Extract to read
--- BEGIN ---

This is a bit of an odd personal post, not any Fandom related, so feel free to keep on trucking friend :]
How do I start this. I suppose, it should start with the simple fact that you should take your toys out of their boxes.
I've had boxes of action figures stuffed into various precarious locations all over every living space I've ever been in. Most of them still have the price stickers, for fear of damaging the packaging.
The boxes are dusty. Plastic unbended and the cardboard uncreased, and little faces of whatever beloved character inside stares out and has stared out at me for years.
This morning, in a fit of. Something. I grabbed my sharpest, shiniest scissors and tore into each and every action figure I still have like it was Christmas morning. I snapped the tape holding the boxes together, dusty and melted into the crevices. I ripped the bulky loud packaging out and snipped every little support twisty that surrounded each figure, dug out every little accessory, change of hands or prop, and bent all their joints around and twisted their heads and tilted their feet back and forth until they could stand on their own.
And then, for good measure, I recycled all the boxes.
And it was utterly freeing.
As I set up my newly freed collection in fun poses all around on every shelf, gleefully adjusting heads and hands so they were reacting to my secondary collection of books, I realized that for years, I had been denying myself real happiness.
I kept these things in packaging because I was prioritizing the next owner, the hypothetical future worth of something, over my own worth. And my own happiness.
I checked online about one of the action figures to see how others might have staged it. New, and in the box, the figure is worth a hundred and thirty bucks.

--- END ---

Written exercise 1
Decide whether each statement agrees with the post about unboxing action figures, giving yes or no and quoting the words that settle it: (a) The writer recycled the boxes. (b) Most of the boxed figures had their price stickers removed. (c) The writer opened the boxes with a knife.
Written exercise 2
Set down the post about unboxing action figures word for word, everything from "I kept these" down to "and thirty bucks.".

Data
--- BEGIN ---

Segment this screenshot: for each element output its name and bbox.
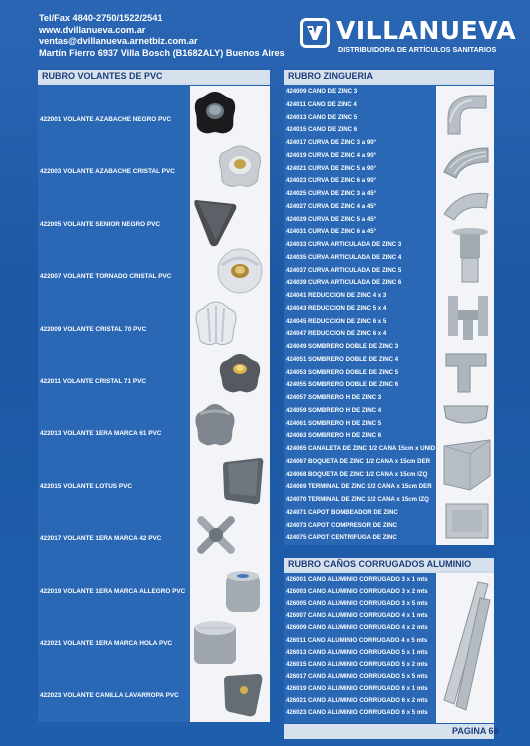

--- END ---

Output 1
(a) Yes: "And then, for good measure, I recycled all the boxes."
(b) No: "Most of them still have the price stickers, for fear of damaging the packaging."
(c) No: "I grabbed my sharpest, shiniest scissors and tore into each and every action figure I still have like it was Christmas morning."

Output 2
I kept these things in packaging because I was prioritizing the next owner, the hypothetical future worth of something, over my own worth. And my own happiness.
I checked online about one of the action figures to see how others might have staged it. New, and in the box, the figure is worth a hundred and thirty bucks.